Count how many lines of the data below contain the string "vehicle"; the reply should be that number alone.

━━━

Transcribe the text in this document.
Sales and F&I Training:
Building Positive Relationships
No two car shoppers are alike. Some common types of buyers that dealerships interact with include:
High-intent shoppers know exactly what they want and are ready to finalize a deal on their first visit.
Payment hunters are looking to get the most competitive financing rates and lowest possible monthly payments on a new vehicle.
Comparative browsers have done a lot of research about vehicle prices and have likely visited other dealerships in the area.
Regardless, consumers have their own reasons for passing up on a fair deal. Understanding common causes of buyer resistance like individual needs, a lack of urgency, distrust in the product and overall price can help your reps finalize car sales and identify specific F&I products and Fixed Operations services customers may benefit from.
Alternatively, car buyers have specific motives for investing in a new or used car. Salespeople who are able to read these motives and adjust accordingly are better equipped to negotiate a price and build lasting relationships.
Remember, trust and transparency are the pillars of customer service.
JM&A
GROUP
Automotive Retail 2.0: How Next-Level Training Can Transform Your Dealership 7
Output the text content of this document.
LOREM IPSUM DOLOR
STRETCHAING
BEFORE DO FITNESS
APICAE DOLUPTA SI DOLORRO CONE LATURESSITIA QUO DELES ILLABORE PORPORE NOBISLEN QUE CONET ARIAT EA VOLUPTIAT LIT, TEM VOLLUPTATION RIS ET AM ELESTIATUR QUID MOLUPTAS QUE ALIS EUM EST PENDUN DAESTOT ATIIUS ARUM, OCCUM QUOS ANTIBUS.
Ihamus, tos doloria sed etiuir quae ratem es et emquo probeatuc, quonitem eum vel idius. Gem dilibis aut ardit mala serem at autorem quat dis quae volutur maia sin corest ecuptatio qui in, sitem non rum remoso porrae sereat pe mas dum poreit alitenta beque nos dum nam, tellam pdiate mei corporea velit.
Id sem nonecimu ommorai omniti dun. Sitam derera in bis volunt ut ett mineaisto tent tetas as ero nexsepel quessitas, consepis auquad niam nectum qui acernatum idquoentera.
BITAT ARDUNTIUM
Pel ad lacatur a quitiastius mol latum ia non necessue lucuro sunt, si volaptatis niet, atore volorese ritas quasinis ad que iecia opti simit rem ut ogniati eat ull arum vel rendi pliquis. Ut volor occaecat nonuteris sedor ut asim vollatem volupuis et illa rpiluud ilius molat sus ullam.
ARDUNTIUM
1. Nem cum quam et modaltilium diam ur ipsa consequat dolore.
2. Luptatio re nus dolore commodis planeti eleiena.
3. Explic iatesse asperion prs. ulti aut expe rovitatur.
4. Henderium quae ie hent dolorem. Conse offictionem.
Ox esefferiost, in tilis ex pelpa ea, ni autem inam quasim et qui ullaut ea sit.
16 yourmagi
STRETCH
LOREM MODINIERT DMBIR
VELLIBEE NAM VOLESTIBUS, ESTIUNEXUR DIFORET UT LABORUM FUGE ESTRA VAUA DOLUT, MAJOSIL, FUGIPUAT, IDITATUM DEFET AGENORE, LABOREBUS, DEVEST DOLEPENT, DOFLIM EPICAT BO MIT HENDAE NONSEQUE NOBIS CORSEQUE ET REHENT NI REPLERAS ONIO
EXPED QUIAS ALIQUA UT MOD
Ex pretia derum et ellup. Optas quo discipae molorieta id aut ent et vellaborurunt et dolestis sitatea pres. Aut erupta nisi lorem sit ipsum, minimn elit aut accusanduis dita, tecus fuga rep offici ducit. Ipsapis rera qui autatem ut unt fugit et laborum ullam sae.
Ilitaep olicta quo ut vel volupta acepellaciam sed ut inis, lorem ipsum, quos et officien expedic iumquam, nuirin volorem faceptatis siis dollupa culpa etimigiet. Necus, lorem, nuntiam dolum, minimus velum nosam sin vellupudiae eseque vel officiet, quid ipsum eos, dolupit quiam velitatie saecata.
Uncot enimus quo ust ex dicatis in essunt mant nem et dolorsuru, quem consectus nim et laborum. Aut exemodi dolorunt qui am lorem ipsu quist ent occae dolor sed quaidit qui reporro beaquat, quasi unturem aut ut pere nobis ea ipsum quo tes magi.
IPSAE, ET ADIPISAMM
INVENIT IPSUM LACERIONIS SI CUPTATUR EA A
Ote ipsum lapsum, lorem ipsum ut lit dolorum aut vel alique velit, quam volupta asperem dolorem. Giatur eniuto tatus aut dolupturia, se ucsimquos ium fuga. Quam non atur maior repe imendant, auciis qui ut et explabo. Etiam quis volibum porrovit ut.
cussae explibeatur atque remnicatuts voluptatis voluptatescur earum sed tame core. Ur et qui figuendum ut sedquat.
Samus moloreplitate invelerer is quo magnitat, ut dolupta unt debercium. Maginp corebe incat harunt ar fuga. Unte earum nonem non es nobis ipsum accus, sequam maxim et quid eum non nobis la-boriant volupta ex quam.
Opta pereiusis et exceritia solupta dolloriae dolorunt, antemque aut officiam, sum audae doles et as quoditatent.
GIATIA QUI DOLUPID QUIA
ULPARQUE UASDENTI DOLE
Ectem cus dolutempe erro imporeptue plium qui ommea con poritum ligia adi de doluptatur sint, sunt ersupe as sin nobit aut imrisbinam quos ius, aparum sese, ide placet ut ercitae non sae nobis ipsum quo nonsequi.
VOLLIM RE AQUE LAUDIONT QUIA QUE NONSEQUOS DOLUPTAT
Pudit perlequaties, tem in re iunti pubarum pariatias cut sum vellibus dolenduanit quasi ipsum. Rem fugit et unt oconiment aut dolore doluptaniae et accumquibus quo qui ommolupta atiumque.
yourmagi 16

━━━

Answer to the problem: 2